■ What the task asks: Every record must be repeated exactly, with no omission.

## start Entries provided

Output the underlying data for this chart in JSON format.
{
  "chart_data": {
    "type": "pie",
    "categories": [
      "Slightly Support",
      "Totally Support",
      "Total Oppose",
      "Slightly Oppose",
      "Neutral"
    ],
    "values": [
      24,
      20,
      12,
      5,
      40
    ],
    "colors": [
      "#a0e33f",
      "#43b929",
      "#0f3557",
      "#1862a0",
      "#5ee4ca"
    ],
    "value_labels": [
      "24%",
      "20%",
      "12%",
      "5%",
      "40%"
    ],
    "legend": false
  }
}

## end Entries provided

■ Written answer:
Output the underlying data for this chart in JSON format.
{
  "chart_data": {
    "type": "pie",
    "categories": [
      "Slightly Support",
      "Totally Support",
      "Total Oppose",
      "Slightly Oppose",
      "Neutral"
    ],
    "values": [
      24,
      20,
      12,
      5,
      40
    ],
    "colors": [
      "#a0e33f",
      "#43b929",
      "#0f3557",
      "#1862a0",
      "#5ee4ca"
    ],
    "value_labels": [
      "24%",
      "20%",
      "12%",
      "5%",
      "40%"
    ],
    "legend": false
  }
}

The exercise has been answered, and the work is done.